------ Listed entries ------

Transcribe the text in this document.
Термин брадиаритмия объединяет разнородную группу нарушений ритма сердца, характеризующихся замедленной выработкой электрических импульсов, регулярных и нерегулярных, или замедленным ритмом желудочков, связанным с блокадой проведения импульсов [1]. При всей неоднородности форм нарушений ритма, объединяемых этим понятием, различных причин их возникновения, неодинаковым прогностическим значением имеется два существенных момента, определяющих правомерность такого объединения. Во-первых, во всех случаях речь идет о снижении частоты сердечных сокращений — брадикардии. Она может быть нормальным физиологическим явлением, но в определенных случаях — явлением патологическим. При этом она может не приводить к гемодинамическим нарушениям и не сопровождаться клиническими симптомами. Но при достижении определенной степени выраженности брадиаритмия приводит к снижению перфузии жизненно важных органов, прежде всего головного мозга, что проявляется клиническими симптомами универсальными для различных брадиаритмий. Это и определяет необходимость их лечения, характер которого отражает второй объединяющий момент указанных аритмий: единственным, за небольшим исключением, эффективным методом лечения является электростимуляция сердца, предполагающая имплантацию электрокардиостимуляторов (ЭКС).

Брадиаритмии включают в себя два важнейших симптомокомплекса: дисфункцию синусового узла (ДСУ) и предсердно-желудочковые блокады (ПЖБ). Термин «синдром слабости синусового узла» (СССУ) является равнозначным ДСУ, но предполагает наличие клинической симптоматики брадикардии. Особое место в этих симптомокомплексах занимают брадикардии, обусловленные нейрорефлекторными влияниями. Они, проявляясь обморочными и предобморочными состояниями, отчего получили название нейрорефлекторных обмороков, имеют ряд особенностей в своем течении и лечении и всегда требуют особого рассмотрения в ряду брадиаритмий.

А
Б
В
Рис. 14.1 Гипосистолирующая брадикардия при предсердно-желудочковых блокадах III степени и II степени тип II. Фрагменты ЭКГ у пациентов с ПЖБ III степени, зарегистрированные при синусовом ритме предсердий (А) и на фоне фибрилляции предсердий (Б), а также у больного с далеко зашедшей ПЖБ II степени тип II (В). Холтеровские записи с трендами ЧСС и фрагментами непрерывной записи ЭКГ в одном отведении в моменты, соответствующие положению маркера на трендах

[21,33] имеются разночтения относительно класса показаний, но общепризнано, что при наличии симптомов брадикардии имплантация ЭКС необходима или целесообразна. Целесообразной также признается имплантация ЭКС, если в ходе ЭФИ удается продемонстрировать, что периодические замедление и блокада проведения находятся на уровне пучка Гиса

------

Exercise aim: Repeat the records above exactly.

Response below:
Transcribe the text in this document.
Термин брадиаритмия объединяет разнородную группу нарушений ритма сердца, характеризующихся замедленной выработкой электрических импульсов, регулярных и нерегулярных, или замедленным ритмом желудочков, связанным с блокадой проведения импульсов [1]. При всей неоднородности форм нарушений ритма, объединяемых этим понятием, различных причин их возникновения, неодинаковым прогностическим значением имеется два существенных момента, определяющих правомерность такого объединения. Во-первых, во всех случаях речь идет о снижении частоты сердечных сокращений — брадикардии. Она может быть нормальным физиологическим явлением, но в определенных случаях — явлением патологическим. При этом она может не приводить к гемодинамическим нарушениям и не сопровождаться клиническими симптомами. Но при достижении определенной степени выраженности брадиаритмия приводит к снижению перфузии жизненно важных органов, прежде всего головного мозга, что проявляется клиническими симптомами универсальными для различных брадиаритмий. Это и определяет необходимость их лечения, характер которого отражает второй объединяющий момент указанных аритмий: единственным, за небольшим исключением, эффективным методом лечения является электростимуляция сердца, предполагающая имплантацию электрокардиостимуляторов (ЭКС).

Брадиаритмии включают в себя два важнейших симптомокомплекса: дисфункцию синусового узла (ДСУ) и предсердно-желудочковые блокады (ПЖБ). Термин «синдром слабости синусового узла» (СССУ) является равнозначным ДСУ, но предполагает наличие клинической симптоматики брадикардии. Особое место в этих симптомокомплексах занимают брадикардии, обусловленные нейрорефлекторными влияниями. Они, проявляясь обморочными и предобморочными состояниями, отчего получили название нейрорефлекторных обмороков, имеют ряд особенностей в своем течении и лечении и всегда требуют особого рассмотрения в ряду брадиаритмий.

А
Б
В
Рис. 14.1 Гипосистолирующая брадикардия при предсердно-желудочковых блокадах III степени и II степени тип II. Фрагменты ЭКГ у пациентов с ПЖБ III степени, зарегистрированные при синусовом ритме предсердий (А) и на фоне фибрилляции предсердий (Б), а также у больного с далеко зашедшей ПЖБ II степени тип II (В). Холтеровские записи с трендами ЧСС и фрагментами непрерывной записи ЭКГ в одном отведении в моменты, соответствующие положению маркера на трендах

[21,33] имеются разночтения относительно класса показаний, но общепризнано, что при наличии симптомов брадикардии имплантация ЭКС необходима или целесообразна. Целесообразной также признается имплантация ЭКС, если в ходе ЭФИ удается продемонстрировать, что периодические замедление и блокада проведения находятся на уровне пучка Гиса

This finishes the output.